Stated goal
Reproduce every one of the entries below line for line, leaving out the pictures.

Layout region records
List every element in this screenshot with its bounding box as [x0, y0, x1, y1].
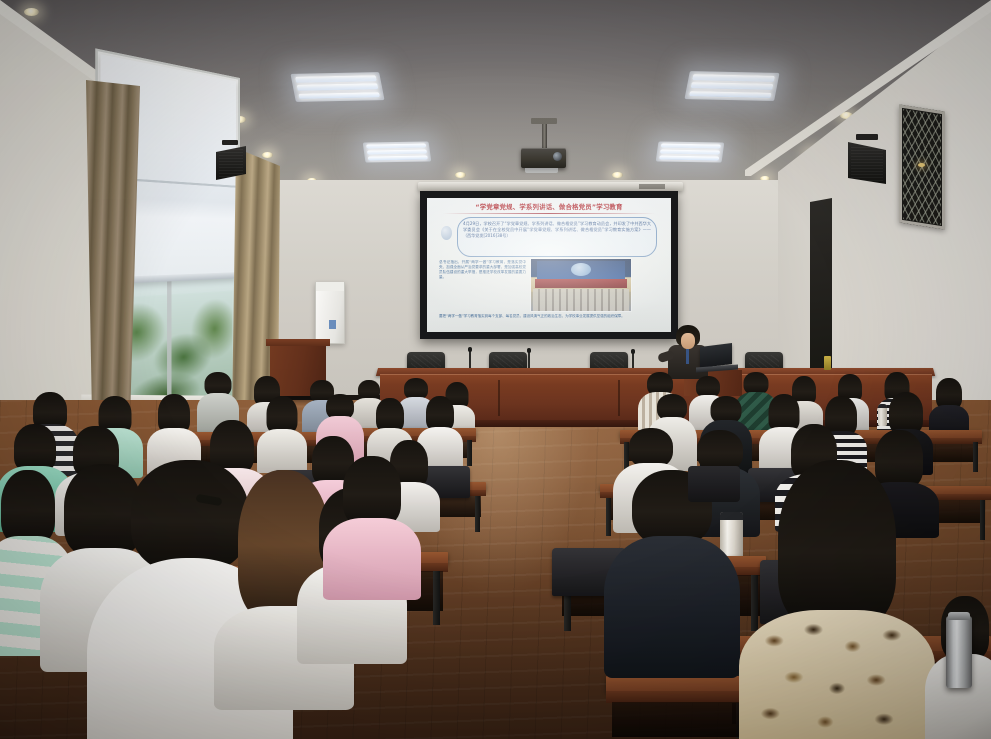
wall-speaker-left [216, 146, 246, 180]
stainless-thermos [946, 616, 972, 688]
projector-lens-icon [553, 152, 562, 161]
slide-callout-text: 4月29日，学校召开了“学党章党规、学系列讲话、做合格党员”学习教育动员会，并印… [463, 221, 651, 240]
screen-brand-label [639, 184, 665, 189]
audience-person [930, 378, 968, 436]
ventilation-grille [899, 104, 945, 229]
travel-tumbler [878, 404, 887, 426]
thermos-lid [948, 612, 970, 620]
downlight [24, 8, 39, 16]
speaker-bracket [856, 134, 878, 140]
presenter-face [681, 333, 695, 349]
air-conditioner-unit [315, 282, 345, 344]
slide-callout-box: 4月29日，学校召开了“学党章党规、学系列讲话、做合格党员”学习教育动员会，并印… [457, 217, 657, 257]
lecture-hall-photo: “学党章党规、学系列讲话、做合格党员”学习教育 4月29日，学校召开了“学党章党… [0, 0, 991, 739]
vent-reflection [918, 163, 925, 167]
air-conditioner-label [329, 320, 336, 329]
downlight [612, 172, 623, 178]
slide-column-text: 总书记指出，开展“两学一做”学习教育，是落实党中央、加强全面从严治党要求的重大部… [439, 260, 526, 280]
slide-bullet-icon [441, 226, 452, 240]
downlight [455, 172, 466, 178]
ceiling-panel-light [290, 72, 384, 102]
gooseneck-microphone [469, 350, 471, 370]
screen-surface: “学党章党规、学系列讲话、做合格党员”学习教育 4月29日，学校召开了“学党章党… [427, 198, 671, 332]
projector-mount-rod [542, 124, 547, 150]
ceiling-panel-light [684, 71, 779, 101]
slide-title: “学党章党规、学系列讲话、做合格党员”学习教育 [436, 203, 662, 212]
table-panel-seam [498, 380, 500, 416]
table-panel-seam [618, 380, 620, 416]
presenter-lanyard [686, 348, 689, 364]
slide-title-rule [443, 213, 655, 214]
slide-footer-text-block: 要把“两学一做”学习教育落实到每个支部、每名党员，建设风清气正的政治生态，为学校… [439, 314, 661, 319]
photo-stage-table [535, 279, 627, 288]
downlight [262, 152, 273, 158]
photo-globe-emblem-icon [571, 263, 591, 276]
projector-vent [525, 168, 558, 173]
audience-person [326, 456, 418, 596]
handbag [688, 466, 740, 502]
lectern-top [266, 339, 330, 346]
audience-person-foreground [744, 460, 930, 739]
slide-embedded-photo [531, 259, 631, 311]
beverage-can [824, 356, 831, 370]
screen-roller-housing[interactable] [418, 182, 683, 191]
speaker-bracket [222, 140, 238, 145]
photo-audience-seats [533, 289, 629, 311]
ceiling-panel-light [363, 141, 432, 162]
air-conditioner-top [316, 282, 344, 291]
slide-footer-text: 要把“两学一做”学习教育落实到每个支部、每名党员，建设风清气正的政治生态，为学校… [439, 314, 661, 319]
projection-screen: “学党章党规、学系列讲话、做合格党员”学习教育 4月29日，学校召开了“学党章党… [420, 191, 678, 339]
ceiling-panel-light [656, 141, 725, 162]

Exercise response
List every element in this screenshot with its bounding box as [x0, y0, x1, y1].
wall-speaker-left [216, 146, 246, 180]
stainless-thermos [946, 616, 972, 688]
projector-lens-icon [553, 152, 562, 161]
slide-callout-text: 4月29日，学校召开了“学党章党规、学系列讲话、做合格党员”学习教育动员会，并印… [463, 221, 651, 240]
screen-brand-label [639, 184, 665, 189]
audience-person [930, 378, 968, 436]
ventilation-grille [899, 104, 945, 229]
travel-tumbler [878, 404, 887, 426]
thermos-lid [948, 612, 970, 620]
downlight [24, 8, 39, 16]
speaker-bracket [856, 134, 878, 140]
presenter-face [681, 333, 695, 349]
air-conditioner-unit [315, 282, 345, 344]
slide-callout-box: 4月29日，学校召开了“学党章党规、学系列讲话、做合格党员”学习教育动员会，并印… [457, 217, 657, 257]
lecture-hall-photo: “学党章党规、学系列讲话、做合格党员”学习教育 4月29日，学校召开了“学党章党… [0, 0, 991, 739]
vent-reflection [918, 163, 925, 167]
air-conditioner-label [329, 320, 336, 329]
downlight [612, 172, 623, 178]
slide-column-text: 总书记指出，开展“两学一做”学习教育，是落实党中央、加强全面从严治党要求的重大部… [439, 260, 526, 280]
slide-bullet-icon [441, 226, 452, 240]
downlight [455, 172, 466, 178]
ceiling-panel-light [290, 72, 384, 102]
gooseneck-microphone [469, 350, 471, 370]
screen-surface: “学党章党规、学系列讲话、做合格党员”学习教育 4月29日，学校召开了“学党章党… [427, 198, 671, 332]
projector-mount-rod [542, 124, 547, 150]
ceiling-panel-light [684, 71, 779, 101]
slide-title: “学党章党规、学系列讲话、做合格党员”学习教育 [436, 203, 662, 212]
table-panel-seam [498, 380, 500, 416]
table-panel-seam [618, 380, 620, 416]
presenter-lanyard [686, 348, 689, 364]
slide-title-rule [443, 213, 655, 214]
slide-footer-text-block: 要把“两学一做”学习教育落实到每个支部、每名党员，建设风清气正的政治生态，为学校… [439, 314, 661, 319]
photo-stage-table [535, 279, 627, 288]
downlight [262, 152, 273, 158]
photo-globe-emblem-icon [571, 263, 591, 276]
projector-vent [525, 168, 558, 173]
audience-person [326, 456, 418, 596]
handbag [688, 466, 740, 502]
lectern-top [266, 339, 330, 346]
audience-person-foreground [744, 460, 930, 739]
slide-embedded-photo [531, 259, 631, 311]
beverage-can [824, 356, 831, 370]
screen-roller-housing[interactable] [418, 182, 683, 191]
speaker-bracket [222, 140, 238, 145]
photo-audience-seats [533, 289, 629, 311]
ceiling-panel-light [363, 141, 432, 162]
air-conditioner-top [316, 282, 344, 291]
slide-footer-text: 要把“两学一做”学习教育落实到每个支部、每名党员，建设风清气正的政治生态，为学校… [439, 314, 661, 319]
projection-screen: “学党章党规、学系列讲话、做合格党员”学习教育 4月29日，学校召开了“学党章党… [420, 191, 678, 339]
ceiling-panel-light [656, 141, 725, 162]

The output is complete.